(Stored data)
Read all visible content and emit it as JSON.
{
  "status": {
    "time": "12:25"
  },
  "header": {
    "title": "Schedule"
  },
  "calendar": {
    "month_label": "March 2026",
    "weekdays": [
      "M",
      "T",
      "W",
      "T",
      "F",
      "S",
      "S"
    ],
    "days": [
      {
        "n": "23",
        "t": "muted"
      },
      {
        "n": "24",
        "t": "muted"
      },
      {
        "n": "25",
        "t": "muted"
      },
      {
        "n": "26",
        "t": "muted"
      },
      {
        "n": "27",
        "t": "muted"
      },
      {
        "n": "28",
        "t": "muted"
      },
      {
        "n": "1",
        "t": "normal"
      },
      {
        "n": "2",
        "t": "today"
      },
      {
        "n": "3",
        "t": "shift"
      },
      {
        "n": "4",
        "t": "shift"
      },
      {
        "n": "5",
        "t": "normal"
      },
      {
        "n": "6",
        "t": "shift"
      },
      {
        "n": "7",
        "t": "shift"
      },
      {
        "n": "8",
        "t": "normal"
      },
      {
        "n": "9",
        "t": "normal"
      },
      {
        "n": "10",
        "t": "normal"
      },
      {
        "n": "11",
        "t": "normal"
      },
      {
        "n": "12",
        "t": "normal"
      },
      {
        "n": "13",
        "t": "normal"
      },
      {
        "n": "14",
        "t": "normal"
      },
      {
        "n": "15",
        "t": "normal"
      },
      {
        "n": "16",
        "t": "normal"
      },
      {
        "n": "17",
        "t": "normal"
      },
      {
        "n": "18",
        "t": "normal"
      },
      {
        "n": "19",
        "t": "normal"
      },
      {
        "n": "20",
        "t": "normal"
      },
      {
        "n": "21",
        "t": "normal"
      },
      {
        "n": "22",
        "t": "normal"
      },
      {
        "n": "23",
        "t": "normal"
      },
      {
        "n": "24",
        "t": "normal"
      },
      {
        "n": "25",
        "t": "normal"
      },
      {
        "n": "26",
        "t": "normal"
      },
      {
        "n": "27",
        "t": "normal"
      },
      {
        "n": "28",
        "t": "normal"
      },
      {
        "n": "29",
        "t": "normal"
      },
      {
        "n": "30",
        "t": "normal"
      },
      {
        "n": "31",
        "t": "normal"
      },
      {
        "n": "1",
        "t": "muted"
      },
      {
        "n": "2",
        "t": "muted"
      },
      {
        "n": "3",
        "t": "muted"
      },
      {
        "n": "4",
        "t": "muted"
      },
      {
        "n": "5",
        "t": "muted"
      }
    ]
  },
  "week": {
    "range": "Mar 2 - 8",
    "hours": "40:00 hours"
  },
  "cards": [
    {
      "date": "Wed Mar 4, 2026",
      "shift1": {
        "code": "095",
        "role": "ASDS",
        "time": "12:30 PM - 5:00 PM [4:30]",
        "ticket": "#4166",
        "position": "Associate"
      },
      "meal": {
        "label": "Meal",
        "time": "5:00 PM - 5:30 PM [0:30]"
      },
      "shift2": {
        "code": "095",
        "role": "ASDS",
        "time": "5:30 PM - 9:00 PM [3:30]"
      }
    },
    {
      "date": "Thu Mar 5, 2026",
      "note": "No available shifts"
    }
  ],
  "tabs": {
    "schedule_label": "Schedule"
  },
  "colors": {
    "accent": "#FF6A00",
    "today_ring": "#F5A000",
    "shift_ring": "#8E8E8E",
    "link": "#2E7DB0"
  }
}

#### AIM
Collect every line from the records above that contains the word "date".

#### OUTPUT OF THE EXERCISE
      "date": "Wed Mar 4, 2026",
      "date": "Thu Mar 5, 2026",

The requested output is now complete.